▶ **KUTIPAN TEKS**:
|---|

Daerah Penyalahgunaan Identitas dalam Perbankan Lebih Mengerikan

Penyalahgunaan Identitas dalam Perbankan Lebih Mengerikan

281
0

Kota Malang, 23 Juli 2024 – Seorang nasabah BRI dengan inisial DAS mendatangi serta berkonsultasi dengan Indonesia Discover terkait problematika uang yang tiba-tiba ditarik oleh sistem senilai Rp 1,2 juta dari rekeningnya. Setelah dilakukan penelusuran, diketahui bahwa DAS memiliki hutang sekitar Rp 50 juta di salah satu bank di NTT. DAS merasa tidak pernah mengambil hutang tersebut dan mengajak tim investigasi Indonesia Discover untuk menelusuri lebih lanjut.

Dalam investigasi yang dilakukan, terungkap bahwa DAS memiliki nomor rekening pinjaman yang dimulai dengan 4662. Pinjaman atas nama DAS diproses di BRI Unit Moru, namun berkas kredit kemudian dilimpahkan ke BRI Unit Binongko menyusul pembagian wilayah dari BRI. Kejanggalan terungkap ketika DAS menyatakan tidak pernah menghadiri proses pencairan Kredit Usaha Rakyat (KUR), namun uang tetap terdebit secara sistem.

“Kami sangat terkejut mengetahui adanya proses pinjaman atas nama saya tanpa sepengetahuan dan persetujuan saya. Ini sangat merugikan saya baik secara finansial maupun psikologis,” ujar DAS dalam keterangannya kepada tim Indonesia Discover.

|---|

[Entri elemen beranotasi]
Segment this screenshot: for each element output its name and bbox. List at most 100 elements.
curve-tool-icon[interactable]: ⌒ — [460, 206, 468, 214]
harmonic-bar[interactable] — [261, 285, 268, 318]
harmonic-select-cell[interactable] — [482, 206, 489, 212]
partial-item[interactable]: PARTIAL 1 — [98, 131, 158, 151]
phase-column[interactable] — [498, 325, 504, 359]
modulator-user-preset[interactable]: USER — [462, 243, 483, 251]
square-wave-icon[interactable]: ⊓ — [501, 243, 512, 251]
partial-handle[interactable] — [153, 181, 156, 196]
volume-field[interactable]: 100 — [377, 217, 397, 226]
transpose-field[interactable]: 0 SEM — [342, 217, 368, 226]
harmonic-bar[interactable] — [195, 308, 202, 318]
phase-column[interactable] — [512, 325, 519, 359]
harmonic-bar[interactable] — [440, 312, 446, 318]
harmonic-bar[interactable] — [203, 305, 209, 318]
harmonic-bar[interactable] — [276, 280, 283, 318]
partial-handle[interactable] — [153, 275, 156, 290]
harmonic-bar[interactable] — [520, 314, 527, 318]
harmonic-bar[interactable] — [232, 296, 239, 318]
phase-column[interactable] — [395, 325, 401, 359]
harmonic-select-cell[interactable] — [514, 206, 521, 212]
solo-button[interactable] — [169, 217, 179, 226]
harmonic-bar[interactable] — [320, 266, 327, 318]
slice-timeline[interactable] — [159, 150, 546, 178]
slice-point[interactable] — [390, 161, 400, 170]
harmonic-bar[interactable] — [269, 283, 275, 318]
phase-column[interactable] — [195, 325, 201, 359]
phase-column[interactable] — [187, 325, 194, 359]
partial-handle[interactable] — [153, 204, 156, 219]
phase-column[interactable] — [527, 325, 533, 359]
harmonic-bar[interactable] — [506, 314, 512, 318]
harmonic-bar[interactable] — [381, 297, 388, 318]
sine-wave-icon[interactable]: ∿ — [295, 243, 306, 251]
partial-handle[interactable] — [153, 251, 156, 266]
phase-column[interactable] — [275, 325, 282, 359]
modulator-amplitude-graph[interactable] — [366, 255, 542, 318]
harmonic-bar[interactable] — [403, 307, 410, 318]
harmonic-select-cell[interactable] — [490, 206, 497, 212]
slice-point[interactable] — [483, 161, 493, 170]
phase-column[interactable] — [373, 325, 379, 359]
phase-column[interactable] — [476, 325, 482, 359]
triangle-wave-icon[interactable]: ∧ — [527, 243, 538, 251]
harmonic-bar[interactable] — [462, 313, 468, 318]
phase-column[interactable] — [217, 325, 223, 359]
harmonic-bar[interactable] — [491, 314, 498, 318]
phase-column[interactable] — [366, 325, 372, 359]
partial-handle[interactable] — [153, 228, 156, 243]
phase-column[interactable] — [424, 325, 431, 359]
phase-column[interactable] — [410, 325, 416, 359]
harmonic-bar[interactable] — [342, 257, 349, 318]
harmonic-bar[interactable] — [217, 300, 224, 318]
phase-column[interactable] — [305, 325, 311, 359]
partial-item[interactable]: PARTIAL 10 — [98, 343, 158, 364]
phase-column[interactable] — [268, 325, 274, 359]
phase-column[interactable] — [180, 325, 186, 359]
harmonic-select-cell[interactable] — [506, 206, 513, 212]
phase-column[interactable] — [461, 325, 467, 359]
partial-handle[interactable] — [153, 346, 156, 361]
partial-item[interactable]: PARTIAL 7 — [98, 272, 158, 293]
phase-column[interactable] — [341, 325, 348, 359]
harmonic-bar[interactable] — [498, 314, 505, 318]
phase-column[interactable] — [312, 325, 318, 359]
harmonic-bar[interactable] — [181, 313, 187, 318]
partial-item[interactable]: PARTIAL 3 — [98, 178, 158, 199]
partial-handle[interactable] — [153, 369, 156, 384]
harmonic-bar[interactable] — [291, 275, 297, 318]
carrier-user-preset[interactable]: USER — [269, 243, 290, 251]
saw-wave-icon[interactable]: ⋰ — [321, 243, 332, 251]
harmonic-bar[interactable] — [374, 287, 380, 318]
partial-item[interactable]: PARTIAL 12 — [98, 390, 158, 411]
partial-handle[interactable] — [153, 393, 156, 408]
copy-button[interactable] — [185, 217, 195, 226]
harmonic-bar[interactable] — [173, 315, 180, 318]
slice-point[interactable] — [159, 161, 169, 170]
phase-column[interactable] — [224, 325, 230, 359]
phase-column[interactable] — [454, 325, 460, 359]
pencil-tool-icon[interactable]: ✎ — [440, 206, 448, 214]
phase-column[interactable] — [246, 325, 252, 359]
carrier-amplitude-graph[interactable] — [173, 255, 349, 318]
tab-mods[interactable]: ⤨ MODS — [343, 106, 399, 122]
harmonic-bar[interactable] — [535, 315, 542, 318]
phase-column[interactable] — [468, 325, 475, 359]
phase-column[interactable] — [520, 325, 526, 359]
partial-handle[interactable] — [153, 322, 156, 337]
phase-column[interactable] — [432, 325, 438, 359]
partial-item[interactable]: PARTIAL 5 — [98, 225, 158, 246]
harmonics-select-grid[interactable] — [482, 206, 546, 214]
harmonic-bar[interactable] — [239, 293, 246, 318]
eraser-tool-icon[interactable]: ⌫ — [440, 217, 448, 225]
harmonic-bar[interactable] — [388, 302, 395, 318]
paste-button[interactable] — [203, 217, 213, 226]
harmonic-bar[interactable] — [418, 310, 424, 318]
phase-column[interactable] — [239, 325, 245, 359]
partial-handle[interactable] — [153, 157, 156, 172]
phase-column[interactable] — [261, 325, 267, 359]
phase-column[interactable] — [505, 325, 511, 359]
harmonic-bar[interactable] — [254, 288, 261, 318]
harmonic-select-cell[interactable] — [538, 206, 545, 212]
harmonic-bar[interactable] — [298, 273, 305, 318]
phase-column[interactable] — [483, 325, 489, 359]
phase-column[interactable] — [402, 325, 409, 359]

|---|

▶ **TUGAS DIKERJAKAN**:
(a) Dalam teks tentang penyalahgunaan identitas dalam perbankan, berapa jumlah uang yang tiba-tiba ditarik oleh sistem dari rekening DAS?
(b) Ubah bagian teks tentang penyalahgunaan identitas dalam perbankan yang dimulai dengan "Kota Malang, 23" dan berlanjut terus sampai "menelusuri lebih lanjut.". Ganti "hutang" dengan "utang", lalu tuliskan bagian itu.

▶ **JAWABAN TIAP TUGAS**:
(a) Rp 1,2 juta.

(b)
Kota Malang, 23 Juli 2024 – Seorang nasabah BRI dengan inisial DAS mendatangi serta berkonsultasi dengan Indonesia Discover terkait problematika uang yang tiba-tiba ditarik oleh sistem senilai Rp 1,2 juta dari rekeningnya. Setelah dilakukan penelusuran, diketahui bahwa DAS memiliki utang sekitar Rp 50 juta di salah satu bank di NTT. DAS merasa tidak pernah mengambil utang tersebut dan mengajak tim investigasi Indonesia Discover untuk menelusuri lebih lanjut.